Which lines below contain the string "同比变化"? Report each of them in full, treating case as significant.

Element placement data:
################
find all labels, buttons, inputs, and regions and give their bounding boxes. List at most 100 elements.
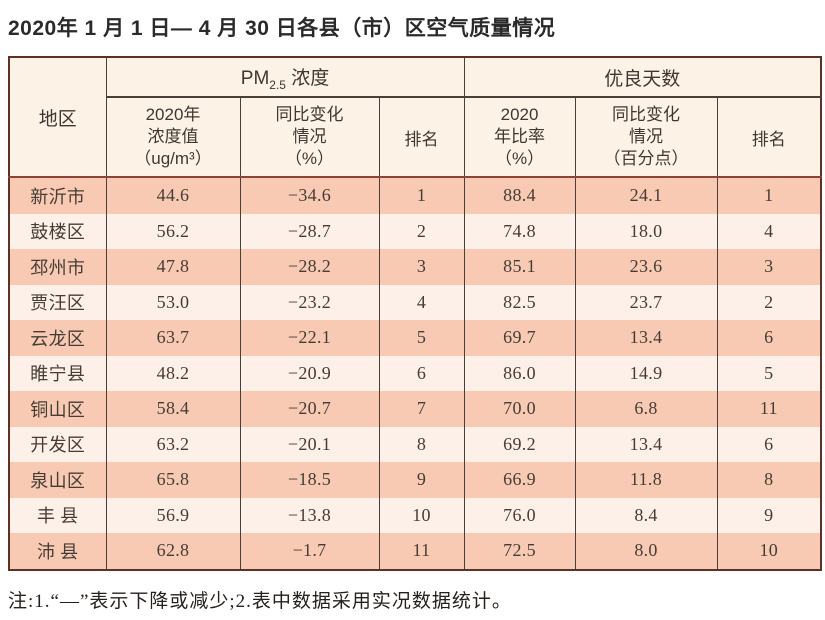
gd-rank-cell: 1	[716, 177, 822, 214]
gd-ratio-cell: 76.0	[463, 497, 576, 533]
pm-value-cell: 48.2	[105, 355, 241, 391]
table-row: 泉山区 65.8 −18.5 9 66.9 11.8 8	[8, 462, 822, 498]
footnote: 注:1.“—”表示下降或减少;2.表中数据采用实况数据统计。	[8, 590, 512, 612]
region-cell: 邳州市	[8, 249, 107, 285]
pm-change-cell: −28.7	[239, 213, 380, 249]
pm-rank-cell: 3	[378, 249, 465, 285]
pm-value-cell: 56.9	[105, 497, 241, 533]
gd-change-cell: 13.4	[574, 320, 718, 356]
gd-ratio-cell: 69.7	[463, 320, 576, 356]
pm-rank-cell: 11	[378, 533, 465, 570]
pm-value-cell: 63.7	[105, 320, 241, 356]
gd-ratio-cell: 69.2	[463, 426, 576, 462]
region-cell: 丰 县	[8, 497, 107, 533]
region-cell: 新沂市	[8, 177, 107, 214]
table-header: 地区 PM2.5 浓度 优良天数 2020年 浓度值 （ug/m³） 同比变化 …	[8, 56, 822, 178]
pm-rank-cell: 7	[378, 391, 465, 427]
header-gd-ratio: 2020 年比率 （%）	[463, 96, 576, 178]
table-row: 沛 县 62.8 −1.7 11 72.5 8.0 10	[8, 533, 822, 570]
region-cell: 鼓楼区	[8, 213, 107, 249]
gd-rank-cell: 5	[716, 355, 822, 391]
pm-rank-cell: 4	[378, 284, 465, 320]
gd-ratio-cell: 72.5	[463, 533, 576, 570]
gd-rank-cell: 8	[716, 462, 822, 498]
gd-rank-cell: 3	[716, 249, 822, 285]
pm-rank-cell: 9	[378, 462, 465, 498]
region-cell: 贾汪区	[8, 284, 107, 320]
pm-value-cell: 53.0	[105, 284, 241, 320]
pm-change-cell: −20.7	[239, 391, 380, 427]
gd-rank-cell: 4	[716, 213, 822, 249]
gd-ratio-cell: 82.5	[463, 284, 576, 320]
gd-rank-cell: 9	[716, 497, 822, 533]
pm-value-cell: 65.8	[105, 462, 241, 498]
header-pm-change: 同比变化 情况 （%）	[239, 96, 380, 178]
header-gooddays-group: 优良天数	[463, 56, 822, 98]
pm-value-cell: 47.8	[105, 249, 241, 285]
header-gd-change: 同比变化 情况 （百分点）	[574, 96, 718, 178]
pm-value-cell: 62.8	[105, 533, 241, 570]
region-cell: 云龙区	[8, 320, 107, 356]
gd-change-cell: 23.7	[574, 284, 718, 320]
pm-value-cell: 63.2	[105, 426, 241, 462]
pm-group-subscript: 2.5	[269, 77, 286, 92]
gd-change-cell: 6.8	[574, 391, 718, 427]
region-cell: 泉山区	[8, 462, 107, 498]
pm-group-suffix: 浓度	[285, 67, 330, 89]
header-sub-row: 2020年 浓度值 （ug/m³） 同比变化 情况 （%） 排名 2020 年比…	[9, 96, 822, 178]
pm-rank-cell: 6	[378, 355, 465, 391]
pm-value-cell: 56.2	[105, 213, 241, 249]
region-cell: 开发区	[8, 426, 107, 462]
page-title: 2020年 1 月 1 日— 4 月 30 日各县（市）区空气质量情况	[8, 17, 556, 40]
table-row: 新沂市 44.6 −34.6 1 88.4 24.1 1	[8, 177, 822, 214]
gd-ratio-cell: 88.4	[463, 177, 576, 214]
pm-group-prefix: PM	[240, 67, 270, 89]
region-cell: 睢宁县	[8, 355, 107, 391]
pm-rank-cell: 10	[378, 497, 465, 533]
gd-rank-cell: 11	[716, 391, 822, 427]
gd-ratio-cell: 86.0	[463, 355, 576, 391]
region-cell: 铜山区	[8, 391, 107, 427]
header-pm-group: PM2.5 浓度	[105, 56, 465, 98]
table-body: 新沂市 44.6 −34.6 1 88.4 24.1 1 鼓楼区 56.2 −28.7 2 74.8 1…	[8, 177, 822, 570]
header-group-row: 地区 PM2.5 浓度 优良天数	[8, 56, 822, 178]
gd-ratio-cell: 66.9	[463, 462, 576, 498]
table-row: 睢宁县 48.2 −20.9 6 86.0 14.9 5	[8, 355, 822, 391]
pm-change-cell: −34.6	[239, 177, 380, 214]
table-row: 邳州市 47.8 −28.2 3 85.1 23.6 3	[8, 249, 822, 285]
pm-value-cell: 58.4	[105, 391, 241, 427]
table-row: 丰 县 56.9 −13.8 10 76.0 8.4 9	[8, 497, 822, 533]
header-pm-value: 2020年 浓度值 （ug/m³）	[105, 96, 241, 178]
header-pm-rank: 排名	[378, 96, 465, 178]
gd-rank-cell: 6	[716, 426, 822, 462]
gd-change-cell: 14.9	[574, 355, 718, 391]
pm-change-cell: −20.9	[239, 355, 380, 391]
gd-change-cell: 24.1	[574, 177, 718, 214]
gd-change-cell: 8.4	[574, 497, 718, 533]
table-row: 开发区 63.2 −20.1 8 69.2 13.4 6	[8, 426, 822, 462]
table-row: 云龙区 63.7 −22.1 5 69.7 13.4 6	[8, 320, 822, 356]
region-cell: 沛 县	[8, 533, 107, 570]
gd-change-cell: 13.4	[574, 426, 718, 462]
gd-change-cell: 18.0	[574, 213, 718, 249]
gd-change-cell: 8.0	[574, 533, 718, 570]
gd-rank-cell: 6	[716, 320, 822, 356]
pm-change-cell: −23.2	[239, 284, 380, 320]
gd-ratio-cell: 74.8	[463, 213, 576, 249]
gd-rank-cell: 2	[716, 284, 822, 320]
pm-rank-cell: 5	[378, 320, 465, 356]
gd-rank-cell: 10	[716, 533, 822, 570]
header-gd-rank: 排名	[716, 96, 822, 178]
header-region: 地区	[8, 56, 107, 178]
pm-change-cell: −20.1	[239, 426, 380, 462]
gd-change-cell: 11.8	[574, 462, 718, 498]
table-row: 鼓楼区 56.2 −28.7 2 74.8 18.0 4	[8, 213, 822, 249]
pm-change-cell: −1.7	[239, 533, 380, 570]
pm-rank-cell: 8	[378, 426, 465, 462]
pm-change-cell: −28.2	[239, 249, 380, 285]
pm-rank-cell: 1	[378, 177, 465, 214]
gd-change-cell: 23.6	[574, 249, 718, 285]
table-row: 铜山区 58.4 −20.7 7 70.0 6.8 11	[8, 391, 822, 427]
pm-value-cell: 44.6	[105, 177, 241, 214]
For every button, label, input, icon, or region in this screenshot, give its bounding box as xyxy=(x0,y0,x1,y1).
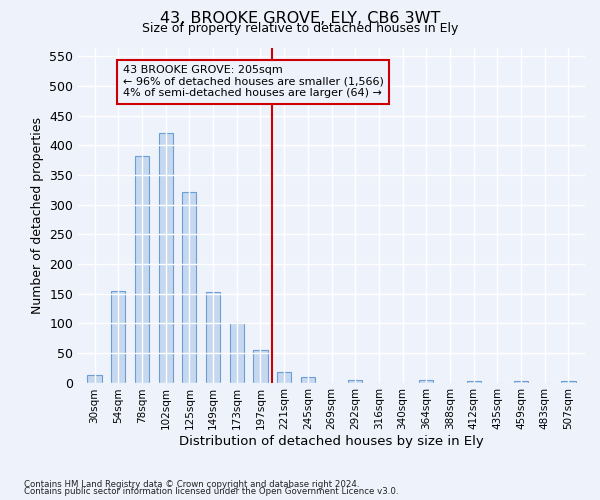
Y-axis label: Number of detached properties: Number of detached properties xyxy=(31,116,44,314)
Bar xyxy=(253,350,268,382)
Bar xyxy=(467,380,481,382)
Text: 43, BROOKE GROVE, ELY, CB6 3WT: 43, BROOKE GROVE, ELY, CB6 3WT xyxy=(160,11,440,26)
Bar xyxy=(135,156,149,382)
Bar xyxy=(158,134,173,382)
Bar xyxy=(88,375,101,382)
X-axis label: Distribution of detached houses by size in Ely: Distribution of detached houses by size … xyxy=(179,435,484,448)
Bar xyxy=(206,292,220,382)
Bar xyxy=(277,372,291,382)
Text: 43 BROOKE GROVE: 205sqm
← 96% of detached houses are smaller (1,566)
4% of semi-: 43 BROOKE GROVE: 205sqm ← 96% of detache… xyxy=(123,66,384,98)
Bar xyxy=(348,380,362,382)
Text: Size of property relative to detached houses in Ely: Size of property relative to detached ho… xyxy=(142,22,458,35)
Bar xyxy=(419,380,433,382)
Text: Contains HM Land Registry data © Crown copyright and database right 2024.: Contains HM Land Registry data © Crown c… xyxy=(24,480,359,489)
Text: Contains public sector information licensed under the Open Government Licence v3: Contains public sector information licen… xyxy=(24,487,398,496)
Bar xyxy=(182,192,196,382)
Bar xyxy=(230,323,244,382)
Bar xyxy=(301,376,315,382)
Bar xyxy=(111,290,125,382)
Bar xyxy=(562,380,575,382)
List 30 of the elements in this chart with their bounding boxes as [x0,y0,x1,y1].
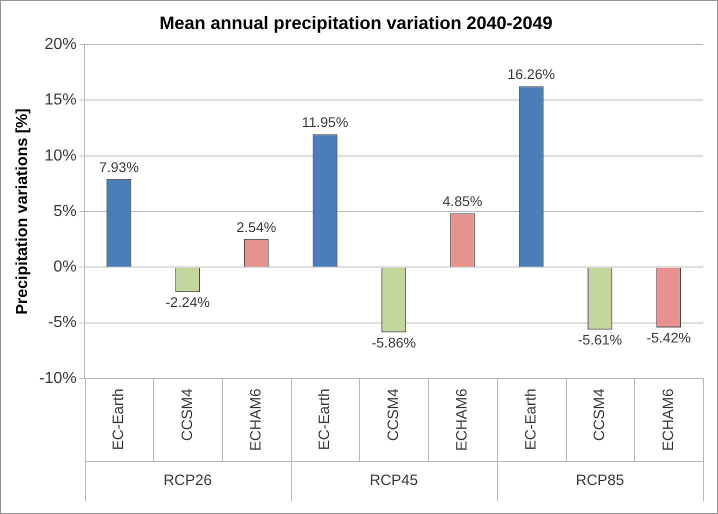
data-label: 7.93% [99,158,139,175]
x-tick-label: EC-Earth [522,388,540,450]
y-tick-label: 10% [44,147,77,164]
y-tick-label: 5% [53,202,77,220]
x-tick-label: EC-Earth [316,388,334,450]
data-label: 11.95% [302,114,348,130]
x-tick-label: ECHAM6 [454,388,471,452]
data-label: -5.61% [578,331,622,348]
y-tick-label: 20% [44,36,77,54]
y-tick-label: 15% [44,92,77,109]
y-tick-label: -5% [48,314,77,332]
chart-title: Mean annual precipitation variation 2040-2049 [159,12,553,33]
y-axis-title: Precipitation variations [%] [14,108,32,315]
data-label: -5.86% [372,334,416,350]
x-tick-label: CCSM4 [178,388,196,442]
data-label: -2.24% [165,294,210,310]
text: RCP26 [163,472,212,490]
x-tick-label: ECHAM6 [247,388,264,452]
data-label: 4.85% [442,193,482,210]
data-label: -5.42% [646,329,691,346]
data-label: 16.26% [507,66,555,82]
text: RCP85 [576,472,624,490]
x-tick-label: CCSM4 [591,388,608,442]
text: RCP45 [370,472,418,490]
x-tick-label: CCSM4 [384,388,402,442]
data-label: 2.54% [236,218,276,235]
y-tick-label: 0% [53,258,77,276]
y-tick-label: -10% [39,370,77,387]
x-tick-label: EC-Earth [110,388,128,450]
x-tick-label: ECHAM6 [660,388,677,452]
################
Correct output =>
table-header: 地区 PM2.5 浓度 优良天数 2020年 浓度值 （ug/m³） 同比变化 …	[8, 56, 822, 178]
header-pm-change: 同比变化 情况 （%）	[239, 96, 380, 178]
header-gd-change: 同比变化 情况 （百分点）	[574, 96, 718, 178]
header-sub-row: 2020年 浓度值 （ug/m³） 同比变化 情况 （%） 排名 2020 年比…	[9, 96, 822, 178]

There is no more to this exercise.